----- DATA LISTING -----

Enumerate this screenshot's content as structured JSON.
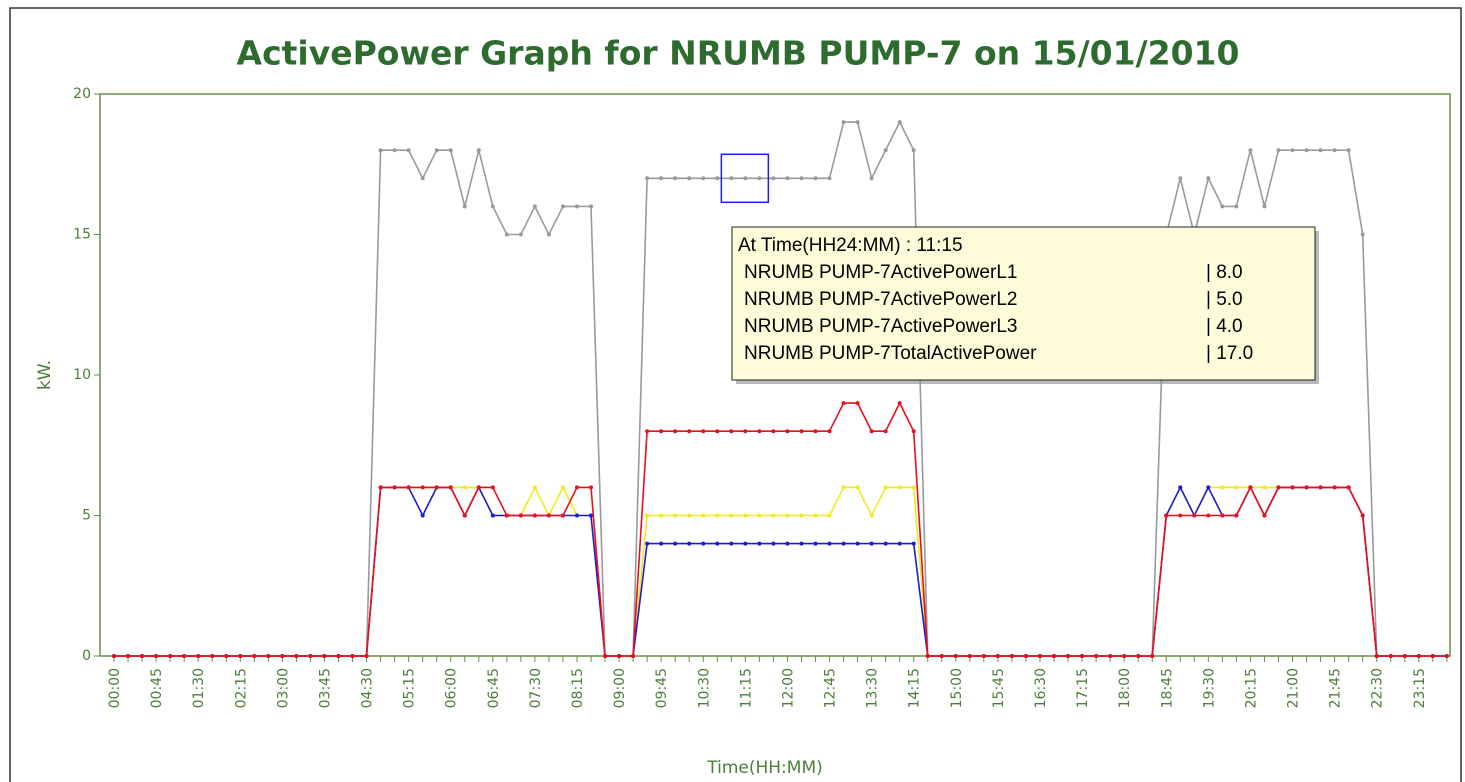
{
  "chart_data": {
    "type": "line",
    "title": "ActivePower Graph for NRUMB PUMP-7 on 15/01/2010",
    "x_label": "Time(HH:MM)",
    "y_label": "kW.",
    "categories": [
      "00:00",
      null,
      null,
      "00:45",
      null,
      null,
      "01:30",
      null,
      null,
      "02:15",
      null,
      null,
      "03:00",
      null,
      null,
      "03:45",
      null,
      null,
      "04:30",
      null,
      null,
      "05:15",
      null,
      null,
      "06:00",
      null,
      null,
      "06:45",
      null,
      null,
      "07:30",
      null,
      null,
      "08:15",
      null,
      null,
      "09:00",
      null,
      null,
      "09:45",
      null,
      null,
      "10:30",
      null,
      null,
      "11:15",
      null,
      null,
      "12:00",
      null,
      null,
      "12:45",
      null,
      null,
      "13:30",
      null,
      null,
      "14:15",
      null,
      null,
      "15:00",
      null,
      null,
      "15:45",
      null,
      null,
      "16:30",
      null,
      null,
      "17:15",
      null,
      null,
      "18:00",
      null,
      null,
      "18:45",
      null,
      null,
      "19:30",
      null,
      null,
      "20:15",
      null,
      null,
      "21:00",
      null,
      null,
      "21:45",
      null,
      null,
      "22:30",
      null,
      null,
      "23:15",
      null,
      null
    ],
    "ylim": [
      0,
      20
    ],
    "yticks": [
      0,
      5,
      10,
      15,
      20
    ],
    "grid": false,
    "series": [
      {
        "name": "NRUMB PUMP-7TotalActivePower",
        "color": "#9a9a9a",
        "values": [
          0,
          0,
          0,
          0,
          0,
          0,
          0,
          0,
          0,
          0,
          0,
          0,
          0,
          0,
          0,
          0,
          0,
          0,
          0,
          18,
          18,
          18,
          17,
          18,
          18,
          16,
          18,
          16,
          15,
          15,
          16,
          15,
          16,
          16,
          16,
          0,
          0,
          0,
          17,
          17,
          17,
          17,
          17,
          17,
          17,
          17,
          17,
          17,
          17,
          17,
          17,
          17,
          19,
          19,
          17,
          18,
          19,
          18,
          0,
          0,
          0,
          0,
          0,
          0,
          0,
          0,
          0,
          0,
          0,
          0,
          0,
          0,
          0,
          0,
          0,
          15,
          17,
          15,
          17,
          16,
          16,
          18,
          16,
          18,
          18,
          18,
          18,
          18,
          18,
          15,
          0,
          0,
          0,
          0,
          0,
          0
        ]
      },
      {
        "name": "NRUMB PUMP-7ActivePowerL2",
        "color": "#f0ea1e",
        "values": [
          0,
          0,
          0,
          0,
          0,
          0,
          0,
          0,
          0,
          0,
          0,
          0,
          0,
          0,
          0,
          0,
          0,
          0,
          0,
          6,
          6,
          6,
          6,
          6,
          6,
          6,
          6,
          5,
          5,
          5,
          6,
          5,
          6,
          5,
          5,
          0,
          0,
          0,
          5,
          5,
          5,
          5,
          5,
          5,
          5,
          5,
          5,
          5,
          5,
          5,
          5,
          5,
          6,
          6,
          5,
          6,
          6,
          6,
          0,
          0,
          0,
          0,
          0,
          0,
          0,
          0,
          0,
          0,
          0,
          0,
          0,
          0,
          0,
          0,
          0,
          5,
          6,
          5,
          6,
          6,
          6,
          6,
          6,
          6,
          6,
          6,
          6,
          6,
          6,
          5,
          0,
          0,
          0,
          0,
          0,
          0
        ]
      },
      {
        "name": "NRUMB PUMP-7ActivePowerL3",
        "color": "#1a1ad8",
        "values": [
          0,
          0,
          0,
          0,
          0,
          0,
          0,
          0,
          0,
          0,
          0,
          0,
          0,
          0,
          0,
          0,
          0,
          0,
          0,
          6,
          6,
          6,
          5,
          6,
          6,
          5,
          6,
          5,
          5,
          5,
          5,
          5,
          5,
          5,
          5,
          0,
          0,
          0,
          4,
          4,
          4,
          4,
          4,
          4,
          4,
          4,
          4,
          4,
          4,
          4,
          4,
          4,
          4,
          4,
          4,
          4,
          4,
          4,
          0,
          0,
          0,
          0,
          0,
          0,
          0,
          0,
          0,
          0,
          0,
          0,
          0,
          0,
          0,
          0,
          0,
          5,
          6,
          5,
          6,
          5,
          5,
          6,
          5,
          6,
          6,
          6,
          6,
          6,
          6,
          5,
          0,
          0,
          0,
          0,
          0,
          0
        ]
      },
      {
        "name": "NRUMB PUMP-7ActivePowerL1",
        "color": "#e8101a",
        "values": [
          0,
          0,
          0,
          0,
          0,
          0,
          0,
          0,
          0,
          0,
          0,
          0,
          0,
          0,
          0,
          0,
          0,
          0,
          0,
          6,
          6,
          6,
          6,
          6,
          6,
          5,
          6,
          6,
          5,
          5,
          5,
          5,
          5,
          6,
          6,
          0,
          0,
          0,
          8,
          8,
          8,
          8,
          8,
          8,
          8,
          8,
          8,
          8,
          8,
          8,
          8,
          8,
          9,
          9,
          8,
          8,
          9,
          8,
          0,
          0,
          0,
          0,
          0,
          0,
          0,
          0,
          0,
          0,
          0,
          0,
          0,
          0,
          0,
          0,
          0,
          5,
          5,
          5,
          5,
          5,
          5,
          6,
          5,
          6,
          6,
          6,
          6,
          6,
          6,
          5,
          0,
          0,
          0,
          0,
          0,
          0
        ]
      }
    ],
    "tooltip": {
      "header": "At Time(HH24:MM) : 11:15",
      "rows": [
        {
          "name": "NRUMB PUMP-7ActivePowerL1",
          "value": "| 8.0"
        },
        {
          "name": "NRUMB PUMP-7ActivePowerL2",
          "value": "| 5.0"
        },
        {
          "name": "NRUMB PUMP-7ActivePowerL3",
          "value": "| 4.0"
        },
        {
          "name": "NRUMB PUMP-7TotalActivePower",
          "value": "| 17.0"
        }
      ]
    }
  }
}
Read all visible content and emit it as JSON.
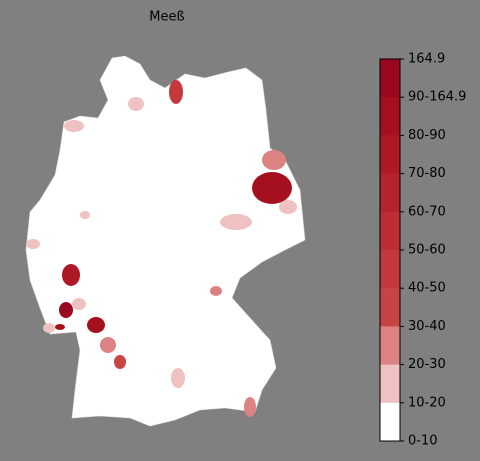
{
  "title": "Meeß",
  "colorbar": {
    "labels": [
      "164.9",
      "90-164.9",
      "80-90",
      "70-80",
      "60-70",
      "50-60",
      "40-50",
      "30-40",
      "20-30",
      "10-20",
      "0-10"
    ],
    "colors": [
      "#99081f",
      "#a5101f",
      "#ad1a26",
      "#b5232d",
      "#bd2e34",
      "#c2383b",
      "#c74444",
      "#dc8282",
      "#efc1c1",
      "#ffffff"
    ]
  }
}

-----

PROBLEM TO SOLVE> Keep every word of the data as it is when you write it out, but drop the pictures.

CORRECT RESPONSE>
Enumerate this screenshot's content as structured JSON.
{
  "chart_data": {
    "type": "line",
    "title": "ActivePower Graph for NRUMB PUMP-7 on 15/01/2010",
    "x_label": "Time(HH:MM)",
    "y_label": "kW.",
    "categories": [
      "00:00",
      null,
      null,
      "00:45",
      null,
      null,
      "01:30",
      null,
      null,
      "02:15",
      null,
      null,
      "03:00",
      null,
      null,
      "03:45",
      null,
      null,
      "04:30",
      null,
      null,
      "05:15",
      null,
      null,
      "06:00",
      null,
      null,
      "06:45",
      null,
      null,
      "07:30",
      null,
      null,
      "08:15",
      null,
      null,
      "09:00",
      null,
      null,
      "09:45",
      null,
      null,
      "10:30",
      null,
      null,
      "11:15",
      null,
      null,
      "12:00",
      null,
      null,
      "12:45",
      null,
      null,
      "13:30",
      null,
      null,
      "14:15",
      null,
      null,
      "15:00",
      null,
      null,
      "15:45",
      null,
      null,
      "16:30",
      null,
      null,
      "17:15",
      null,
      null,
      "18:00",
      null,
      null,
      "18:45",
      null,
      null,
      "19:30",
      null,
      null,
      "20:15",
      null,
      null,
      "21:00",
      null,
      null,
      "21:45",
      null,
      null,
      "22:30",
      null,
      null,
      "23:15",
      null,
      null
    ],
    "ylim": [
      0,
      20
    ],
    "yticks": [
      0,
      5,
      10,
      15,
      20
    ],
    "grid": false,
    "series": [
      {
        "name": "NRUMB PUMP-7TotalActivePower",
        "color": "#9a9a9a",
        "values": [
          0,
          0,
          0,
          0,
          0,
          0,
          0,
          0,
          0,
          0,
          0,
          0,
          0,
          0,
          0,
          0,
          0,
          0,
          0,
          18,
          18,
          18,
          17,
          18,
          18,
          16,
          18,
          16,
          15,
          15,
          16,
          15,
          16,
          16,
          16,
          0,
          0,
          0,
          17,
          17,
          17,
          17,
          17,
          17,
          17,
          17,
          17,
          17,
          17,
          17,
          17,
          17,
          19,
          19,
          17,
          18,
          19,
          18,
          0,
          0,
          0,
          0,
          0,
          0,
          0,
          0,
          0,
          0,
          0,
          0,
          0,
          0,
          0,
          0,
          0,
          15,
          17,
          15,
          17,
          16,
          16,
          18,
          16,
          18,
          18,
          18,
          18,
          18,
          18,
          15,
          0,
          0,
          0,
          0,
          0,
          0
        ]
      },
      {
        "name": "NRUMB PUMP-7ActivePowerL2",
        "color": "#f0ea1e",
        "values": [
          0,
          0,
          0,
          0,
          0,
          0,
          0,
          0,
          0,
          0,
          0,
          0,
          0,
          0,
          0,
          0,
          0,
          0,
          0,
          6,
          6,
          6,
          6,
          6,
          6,
          6,
          6,
          5,
          5,
          5,
          6,
          5,
          6,
          5,
          5,
          0,
          0,
          0,
          5,
          5,
          5,
          5,
          5,
          5,
          5,
          5,
          5,
          5,
          5,
          5,
          5,
          5,
          6,
          6,
          5,
          6,
          6,
          6,
          0,
          0,
          0,
          0,
          0,
          0,
          0,
          0,
          0,
          0,
          0,
          0,
          0,
          0,
          0,
          0,
          0,
          5,
          6,
          5,
          6,
          6,
          6,
          6,
          6,
          6,
          6,
          6,
          6,
          6,
          6,
          5,
          0,
          0,
          0,
          0,
          0,
          0
        ]
      },
      {
        "name": "NRUMB PUMP-7ActivePowerL3",
        "color": "#1a1ad8",
        "values": [
          0,
          0,
          0,
          0,
          0,
          0,
          0,
          0,
          0,
          0,
          0,
          0,
          0,
          0,
          0,
          0,
          0,
          0,
          0,
          6,
          6,
          6,
          5,
          6,
          6,
          5,
          6,
          5,
          5,
          5,
          5,
          5,
          5,
          5,
          5,
          0,
          0,
          0,
          4,
          4,
          4,
          4,
          4,
          4,
          4,
          4,
          4,
          4,
          4,
          4,
          4,
          4,
          4,
          4,
          4,
          4,
          4,
          4,
          0,
          0,
          0,
          0,
          0,
          0,
          0,
          0,
          0,
          0,
          0,
          0,
          0,
          0,
          0,
          0,
          0,
          5,
          6,
          5,
          6,
          5,
          5,
          6,
          5,
          6,
          6,
          6,
          6,
          6,
          6,
          5,
          0,
          0,
          0,
          0,
          0,
          0
        ]
      },
      {
        "name": "NRUMB PUMP-7ActivePowerL1",
        "color": "#e8101a",
        "values": [
          0,
          0,
          0,
          0,
          0,
          0,
          0,
          0,
          0,
          0,
          0,
          0,
          0,
          0,
          0,
          0,
          0,
          0,
          0,
          6,
          6,
          6,
          6,
          6,
          6,
          5,
          6,
          6,
          5,
          5,
          5,
          5,
          5,
          6,
          6,
          0,
          0,
          0,
          8,
          8,
          8,
          8,
          8,
          8,
          8,
          8,
          8,
          8,
          8,
          8,
          8,
          8,
          9,
          9,
          8,
          8,
          9,
          8,
          0,
          0,
          0,
          0,
          0,
          0,
          0,
          0,
          0,
          0,
          0,
          0,
          0,
          0,
          0,
          0,
          0,
          5,
          5,
          5,
          5,
          5,
          5,
          6,
          5,
          6,
          6,
          6,
          6,
          6,
          6,
          5,
          0,
          0,
          0,
          0,
          0,
          0
        ]
      }
    ],
    "tooltip": {
      "header": "At Time(HH24:MM) : 11:15",
      "rows": [
        {
          "name": "NRUMB PUMP-7ActivePowerL1",
          "value": "| 8.0"
        },
        {
          "name": "NRUMB PUMP-7ActivePowerL2",
          "value": "| 5.0"
        },
        {
          "name": "NRUMB PUMP-7ActivePowerL3",
          "value": "| 4.0"
        },
        {
          "name": "NRUMB PUMP-7TotalActivePower",
          "value": "| 17.0"
        }
      ]
    }
  }
}
Read all visible content and emit it as JSON.
{
  "title": "Meeß",
  "colorbar": {
    "labels": [
      "164.9",
      "90-164.9",
      "80-90",
      "70-80",
      "60-70",
      "50-60",
      "40-50",
      "30-40",
      "20-30",
      "10-20",
      "0-10"
    ],
    "colors": [
      "#99081f",
      "#a5101f",
      "#ad1a26",
      "#b5232d",
      "#bd2e34",
      "#c2383b",
      "#c74444",
      "#dc8282",
      "#efc1c1",
      "#ffffff"
    ]
  }
}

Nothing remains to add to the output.